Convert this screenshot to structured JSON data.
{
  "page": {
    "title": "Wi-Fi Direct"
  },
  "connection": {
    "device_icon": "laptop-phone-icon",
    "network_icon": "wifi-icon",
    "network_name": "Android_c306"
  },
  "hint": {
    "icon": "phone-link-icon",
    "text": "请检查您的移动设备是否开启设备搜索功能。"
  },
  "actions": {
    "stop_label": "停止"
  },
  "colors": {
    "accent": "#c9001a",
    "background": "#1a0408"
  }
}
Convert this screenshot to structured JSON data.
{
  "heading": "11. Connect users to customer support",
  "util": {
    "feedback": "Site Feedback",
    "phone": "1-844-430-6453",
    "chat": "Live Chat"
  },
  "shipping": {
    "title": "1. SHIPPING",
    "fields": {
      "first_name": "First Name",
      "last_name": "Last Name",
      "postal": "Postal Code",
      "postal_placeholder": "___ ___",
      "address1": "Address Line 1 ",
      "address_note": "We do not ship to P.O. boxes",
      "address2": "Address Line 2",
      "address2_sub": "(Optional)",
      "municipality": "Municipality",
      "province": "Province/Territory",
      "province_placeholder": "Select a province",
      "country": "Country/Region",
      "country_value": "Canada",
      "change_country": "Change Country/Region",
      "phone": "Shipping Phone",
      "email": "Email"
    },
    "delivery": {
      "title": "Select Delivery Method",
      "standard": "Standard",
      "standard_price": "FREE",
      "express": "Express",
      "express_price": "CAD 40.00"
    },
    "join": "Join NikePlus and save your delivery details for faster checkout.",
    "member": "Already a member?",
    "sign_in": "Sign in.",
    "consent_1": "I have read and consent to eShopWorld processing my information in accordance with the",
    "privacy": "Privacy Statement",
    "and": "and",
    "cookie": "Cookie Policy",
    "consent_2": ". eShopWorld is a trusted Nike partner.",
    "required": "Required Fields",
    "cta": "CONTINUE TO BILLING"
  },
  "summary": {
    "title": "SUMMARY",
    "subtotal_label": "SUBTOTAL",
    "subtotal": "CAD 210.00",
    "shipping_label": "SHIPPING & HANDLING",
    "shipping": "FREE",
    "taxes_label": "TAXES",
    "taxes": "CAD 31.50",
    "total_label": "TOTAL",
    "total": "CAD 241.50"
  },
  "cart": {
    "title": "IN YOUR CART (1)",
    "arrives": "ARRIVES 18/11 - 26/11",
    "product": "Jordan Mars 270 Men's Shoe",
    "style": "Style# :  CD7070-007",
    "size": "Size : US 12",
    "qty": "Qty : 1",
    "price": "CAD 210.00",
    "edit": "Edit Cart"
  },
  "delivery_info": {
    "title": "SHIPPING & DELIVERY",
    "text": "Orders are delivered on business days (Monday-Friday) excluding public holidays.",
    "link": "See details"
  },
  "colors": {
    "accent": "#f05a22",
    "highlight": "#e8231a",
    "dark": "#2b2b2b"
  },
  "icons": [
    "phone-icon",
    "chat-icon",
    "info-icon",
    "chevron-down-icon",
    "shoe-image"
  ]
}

*Job*: Would you reproduce all the entries exactly?

*Expected output*:
Convert this screenshot to structured JSON data.
{
  "page": {
    "title": "Wi-Fi Direct"
  },
  "connection": {
    "device_icon": "laptop-phone-icon",
    "network_icon": "wifi-icon",
    "network_name": "Android_c306"
  },
  "hint": {
    "icon": "phone-link-icon",
    "text": "请检查您的移动设备是否开启设备搜索功能。"
  },
  "actions": {
    "stop_label": "停止"
  },
  "colors": {
    "accent": "#c9001a",
    "background": "#1a0408"
  }
}
Convert this screenshot to structured JSON data.
{
  "heading": "11. Connect users to customer support",
  "util": {
    "feedback": "Site Feedback",
    "phone": "1-844-430-6453",
    "chat": "Live Chat"
  },
  "shipping": {
    "title": "1. SHIPPING",
    "fields": {
      "first_name": "First Name",
      "last_name": "Last Name",
      "postal": "Postal Code",
      "postal_placeholder": "___ ___",
      "address1": "Address Line 1 ",
      "address_note": "We do not ship to P.O. boxes",
      "address2": "Address Line 2",
      "address2_sub": "(Optional)",
      "municipality": "Municipality",
      "province": "Province/Territory",
      "province_placeholder": "Select a province",
      "country": "Country/Region",
      "country_value": "Canada",
      "change_country": "Change Country/Region",
      "phone": "Shipping Phone",
      "email": "Email"
    },
    "delivery": {
      "title": "Select Delivery Method",
      "standard": "Standard",
      "standard_price": "FREE",
      "express": "Express",
      "express_price": "CAD 40.00"
    },
    "join": "Join NikePlus and save your delivery details for faster checkout.",
    "member": "Already a member?",
    "sign_in": "Sign in.",
    "consent_1": "I have read and consent to eShopWorld processing my information in accordance with the",
    "privacy": "Privacy Statement",
    "and": "and",
    "cookie": "Cookie Policy",
    "consent_2": ". eShopWorld is a trusted Nike partner.",
    "required": "Required Fields",
    "cta": "CONTINUE TO BILLING"
  },
  "summary": {
    "title": "SUMMARY",
    "subtotal_label": "SUBTOTAL",
    "subtotal": "CAD 210.00",
    "shipping_label": "SHIPPING & HANDLING",
    "shipping": "FREE",
    "taxes_label": "TAXES",
    "taxes": "CAD 31.50",
    "total_label": "TOTAL",
    "total": "CAD 241.50"
  },
  "cart": {
    "title": "IN YOUR CART (1)",
    "arrives": "ARRIVES 18/11 - 26/11",
    "product": "Jordan Mars 270 Men's Shoe",
    "style": "Style# :  CD7070-007",
    "size": "Size : US 12",
    "qty": "Qty : 1",
    "price": "CAD 210.00",
    "edit": "Edit Cart"
  },
  "delivery_info": {
    "title": "SHIPPING & DELIVERY",
    "text": "Orders are delivered on business days (Monday-Friday) excluding public holidays.",
    "link": "See details"
  },
  "colors": {
    "accent": "#f05a22",
    "highlight": "#e8231a",
    "dark": "#2b2b2b"
  },
  "icons": [
    "phone-icon",
    "chat-icon",
    "info-icon",
    "chevron-down-icon",
    "shoe-image"
  ]
}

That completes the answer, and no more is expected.